# Exercise materials:
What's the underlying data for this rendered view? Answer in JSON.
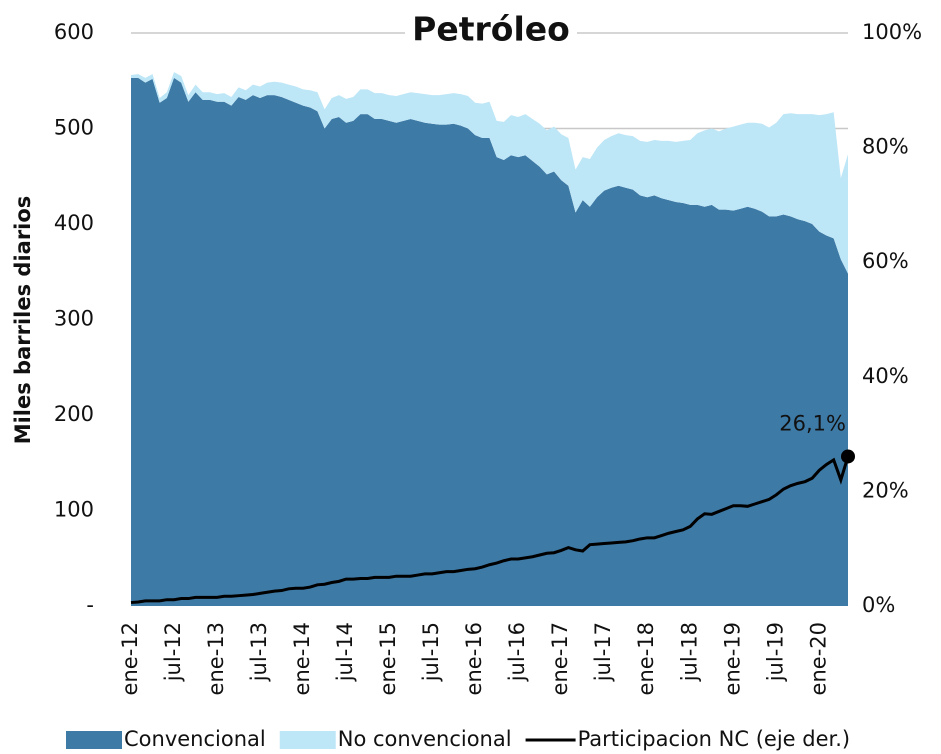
{
  "chart_data": {
    "type": "stacked-area-line",
    "title": "Petróleo",
    "y_label": "Miles barriles diarios",
    "categories": [
      "ene-12",
      null,
      null,
      null,
      null,
      null,
      "jul-12",
      null,
      null,
      null,
      null,
      null,
      "ene-13",
      null,
      null,
      null,
      null,
      null,
      "jul-13",
      null,
      null,
      null,
      null,
      null,
      "ene-14",
      null,
      null,
      null,
      null,
      null,
      "jul-14",
      null,
      null,
      null,
      null,
      null,
      "ene-15",
      null,
      null,
      null,
      null,
      null,
      "jul-15",
      null,
      null,
      null,
      null,
      null,
      "ene-16",
      null,
      null,
      null,
      null,
      null,
      "jul-16",
      null,
      null,
      null,
      null,
      null,
      "ene-17",
      null,
      null,
      null,
      null,
      null,
      "jul-17",
      null,
      null,
      null,
      null,
      null,
      "ene-18",
      null,
      null,
      null,
      null,
      null,
      "jul-18",
      null,
      null,
      null,
      null,
      null,
      "ene-19",
      null,
      null,
      null,
      null,
      null,
      "jul-19",
      null,
      null,
      null,
      null,
      null,
      "ene-20",
      null,
      null,
      null,
      null
    ],
    "series": [
      {
        "name": "Convencional",
        "color": "#3e7aa6",
        "axis": "y",
        "values": [
          553,
          553,
          548,
          552,
          527,
          532,
          553,
          548,
          528,
          538,
          530,
          530,
          528,
          528,
          524,
          533,
          530,
          535,
          532,
          535,
          535,
          533,
          530,
          527,
          524,
          522,
          518,
          500,
          510,
          512,
          506,
          508,
          515,
          515,
          510,
          510,
          508,
          506,
          508,
          510,
          508,
          506,
          505,
          504,
          504,
          505,
          503,
          500,
          493,
          490,
          490,
          470,
          467,
          472,
          470,
          472,
          466,
          460,
          452,
          455,
          446,
          440,
          412,
          425,
          418,
          428,
          435,
          438,
          440,
          438,
          436,
          430,
          428,
          430,
          427,
          425,
          423,
          422,
          420,
          420,
          418,
          420,
          415,
          415,
          414,
          416,
          418,
          416,
          413,
          408,
          408,
          410,
          408,
          405,
          403,
          400,
          392,
          388,
          385,
          363,
          348
        ]
      },
      {
        "name": "No convencional",
        "color": "#bde6f7",
        "axis": "y",
        "values": [
          3,
          4,
          5,
          5,
          5,
          6,
          6,
          7,
          7,
          8,
          8,
          8,
          8,
          9,
          9,
          10,
          10,
          11,
          12,
          13,
          14,
          15,
          16,
          17,
          17,
          18,
          20,
          20,
          22,
          23,
          25,
          25,
          26,
          26,
          27,
          27,
          27,
          28,
          28,
          28,
          29,
          30,
          30,
          31,
          32,
          32,
          33,
          34,
          34,
          36,
          38,
          38,
          40,
          42,
          42,
          43,
          44,
          45,
          46,
          47,
          48,
          50,
          45,
          45,
          50,
          52,
          53,
          54,
          55,
          55,
          56,
          57,
          58,
          58,
          60,
          62,
          63,
          65,
          68,
          75,
          80,
          80,
          82,
          85,
          88,
          88,
          88,
          90,
          92,
          93,
          98,
          105,
          108,
          110,
          112,
          115,
          122,
          127,
          132,
          85,
          125
        ]
      },
      {
        "name": "Participacion NC (eje der.)",
        "color": "#000000",
        "axis": "y2",
        "values": [
          0.6,
          0.7,
          0.9,
          0.9,
          0.9,
          1.1,
          1.1,
          1.3,
          1.3,
          1.5,
          1.5,
          1.5,
          1.5,
          1.7,
          1.7,
          1.8,
          1.9,
          2.0,
          2.2,
          2.4,
          2.6,
          2.7,
          3.0,
          3.1,
          3.1,
          3.3,
          3.7,
          3.8,
          4.1,
          4.3,
          4.7,
          4.7,
          4.8,
          4.8,
          5.0,
          5.0,
          5.0,
          5.2,
          5.2,
          5.2,
          5.4,
          5.6,
          5.6,
          5.8,
          6.0,
          6.0,
          6.2,
          6.4,
          6.5,
          6.8,
          7.2,
          7.5,
          7.9,
          8.2,
          8.2,
          8.4,
          8.6,
          8.9,
          9.2,
          9.3,
          9.7,
          10.2,
          9.8,
          9.6,
          10.7,
          10.8,
          10.9,
          11.0,
          11.1,
          11.2,
          11.4,
          11.7,
          11.9,
          11.9,
          12.3,
          12.7,
          13.0,
          13.3,
          13.9,
          15.2,
          16.1,
          16.0,
          16.5,
          17.0,
          17.5,
          17.5,
          17.4,
          17.8,
          18.2,
          18.6,
          19.4,
          20.4,
          21.0,
          21.4,
          21.7,
          22.3,
          23.7,
          24.7,
          25.5,
          22.0,
          26.1
        ],
        "value_labels": {
          "100": "26,1%"
        }
      }
    ],
    "ylim": [
      0,
      600
    ],
    "yticks": [
      {
        "value": 0,
        "label": "-"
      },
      100,
      200,
      300,
      400,
      500,
      600
    ],
    "y2lim": [
      0,
      100
    ],
    "y2ticks": [
      {
        "value": 0,
        "label": "0%"
      },
      {
        "value": 20,
        "label": "20%"
      },
      {
        "value": 40,
        "label": "40%"
      },
      {
        "value": 60,
        "label": "60%"
      },
      {
        "value": 80,
        "label": "80%"
      },
      {
        "value": 100,
        "label": "100%"
      }
    ],
    "grid": true,
    "legend": "bottom"
  }
}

# The task:
Look for the word "name" and return every line where it occurs.

# Full response:
        "name": "Convencional",
        "name": "No convencional",
        "name": "Participacion NC (eje der.)",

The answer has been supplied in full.